WHAT IS NEEDED =
Wherever the word "leaves" appears in a line, copy that line.

GIVEN INFORMATION =

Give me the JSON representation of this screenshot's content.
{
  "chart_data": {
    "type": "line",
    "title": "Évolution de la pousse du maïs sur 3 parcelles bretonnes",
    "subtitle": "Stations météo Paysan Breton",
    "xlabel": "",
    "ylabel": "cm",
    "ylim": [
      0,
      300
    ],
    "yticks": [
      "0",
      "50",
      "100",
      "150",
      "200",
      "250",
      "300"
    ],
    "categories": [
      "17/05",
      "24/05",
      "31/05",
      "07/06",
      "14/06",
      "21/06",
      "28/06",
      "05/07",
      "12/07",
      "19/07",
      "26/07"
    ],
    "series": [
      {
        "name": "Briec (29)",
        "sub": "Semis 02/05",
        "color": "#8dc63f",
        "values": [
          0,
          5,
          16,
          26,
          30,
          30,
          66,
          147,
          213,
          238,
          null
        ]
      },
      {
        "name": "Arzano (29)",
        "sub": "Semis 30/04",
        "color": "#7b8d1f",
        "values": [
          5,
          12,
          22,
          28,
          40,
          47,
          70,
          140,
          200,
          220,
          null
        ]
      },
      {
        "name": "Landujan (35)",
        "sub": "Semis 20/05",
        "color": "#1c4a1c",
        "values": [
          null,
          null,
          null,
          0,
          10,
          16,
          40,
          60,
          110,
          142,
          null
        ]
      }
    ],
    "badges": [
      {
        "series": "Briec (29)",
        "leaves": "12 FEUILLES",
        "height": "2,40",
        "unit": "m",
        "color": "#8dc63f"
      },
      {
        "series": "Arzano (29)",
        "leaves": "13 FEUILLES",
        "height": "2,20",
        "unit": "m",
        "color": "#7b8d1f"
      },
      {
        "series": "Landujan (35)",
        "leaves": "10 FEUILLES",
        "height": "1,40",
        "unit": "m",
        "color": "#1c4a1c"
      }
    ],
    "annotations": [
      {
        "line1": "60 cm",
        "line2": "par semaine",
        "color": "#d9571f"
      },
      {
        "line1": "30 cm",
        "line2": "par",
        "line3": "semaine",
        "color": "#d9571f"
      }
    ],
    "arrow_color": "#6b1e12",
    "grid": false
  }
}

TASK SOLUTION =
        "leaves": "12 FEUILLES",
        "leaves": "13 FEUILLES",
        "leaves": "10 FEUILLES",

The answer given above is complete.